Written problem
Type out every line below exactly as it reads.

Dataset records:
════════════════
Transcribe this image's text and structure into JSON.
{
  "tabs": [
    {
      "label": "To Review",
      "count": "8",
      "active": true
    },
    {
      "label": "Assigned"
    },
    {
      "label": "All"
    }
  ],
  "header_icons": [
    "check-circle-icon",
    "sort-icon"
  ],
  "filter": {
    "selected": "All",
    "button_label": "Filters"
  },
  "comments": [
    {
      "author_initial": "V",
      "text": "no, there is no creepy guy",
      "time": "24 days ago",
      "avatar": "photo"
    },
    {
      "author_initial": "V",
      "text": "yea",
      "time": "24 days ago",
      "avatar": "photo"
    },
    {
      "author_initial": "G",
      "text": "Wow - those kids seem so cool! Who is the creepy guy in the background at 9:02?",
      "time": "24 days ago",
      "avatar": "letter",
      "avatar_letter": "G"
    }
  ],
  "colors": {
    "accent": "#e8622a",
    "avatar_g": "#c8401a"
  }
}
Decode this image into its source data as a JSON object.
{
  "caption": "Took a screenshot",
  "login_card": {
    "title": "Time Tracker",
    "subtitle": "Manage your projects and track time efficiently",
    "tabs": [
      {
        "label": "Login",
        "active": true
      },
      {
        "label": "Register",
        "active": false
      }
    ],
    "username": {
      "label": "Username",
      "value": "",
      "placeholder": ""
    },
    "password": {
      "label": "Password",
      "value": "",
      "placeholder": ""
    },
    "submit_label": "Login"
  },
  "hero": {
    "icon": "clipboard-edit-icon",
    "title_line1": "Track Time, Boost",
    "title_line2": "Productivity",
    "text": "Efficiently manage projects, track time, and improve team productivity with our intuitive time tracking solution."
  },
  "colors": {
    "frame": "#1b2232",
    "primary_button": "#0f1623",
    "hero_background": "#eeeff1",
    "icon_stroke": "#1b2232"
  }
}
════════════════
Response
Transcribe this image's text and structure into JSON.
{
  "tabs": [
    {
      "label": "To Review",
      "count": "8",
      "active": true
    },
    {
      "label": "Assigned"
    },
    {
      "label": "All"
    }
  ],
  "header_icons": [
    "check-circle-icon",
    "sort-icon"
  ],
  "filter": {
    "selected": "All",
    "button_label": "Filters"
  },
  "comments": [
    {
      "author_initial": "V",
      "text": "no, there is no creepy guy",
      "time": "24 days ago",
      "avatar": "photo"
    },
    {
      "author_initial": "V",
      "text": "yea",
      "time": "24 days ago",
      "avatar": "photo"
    },
    {
      "author_initial": "G",
      "text": "Wow - those kids seem so cool! Who is the creepy guy in the background at 9:02?",
      "time": "24 days ago",
      "avatar": "letter",
      "avatar_letter": "G"
    }
  ],
  "colors": {
    "accent": "#e8622a",
    "avatar_g": "#c8401a"
  }
}
Decode this image into its source data as a JSON object.
{
  "caption": "Took a screenshot",
  "login_card": {
    "title": "Time Tracker",
    "subtitle": "Manage your projects and track time efficiently",
    "tabs": [
      {
        "label": "Login",
        "active": true
      },
      {
        "label": "Register",
        "active": false
      }
    ],
    "username": {
      "label": "Username",
      "value": "",
      "placeholder": ""
    },
    "password": {
      "label": "Password",
      "value": "",
      "placeholder": ""
    },
    "submit_label": "Login"
  },
  "hero": {
    "icon": "clipboard-edit-icon",
    "title_line1": "Track Time, Boost",
    "title_line2": "Productivity",
    "text": "Efficiently manage projects, track time, and improve team productivity with our intuitive time tracking solution."
  },
  "colors": {
    "frame": "#1b2232",
    "primary_button": "#0f1623",
    "hero_background": "#eeeff1",
    "icon_stroke": "#1b2232"
  }
}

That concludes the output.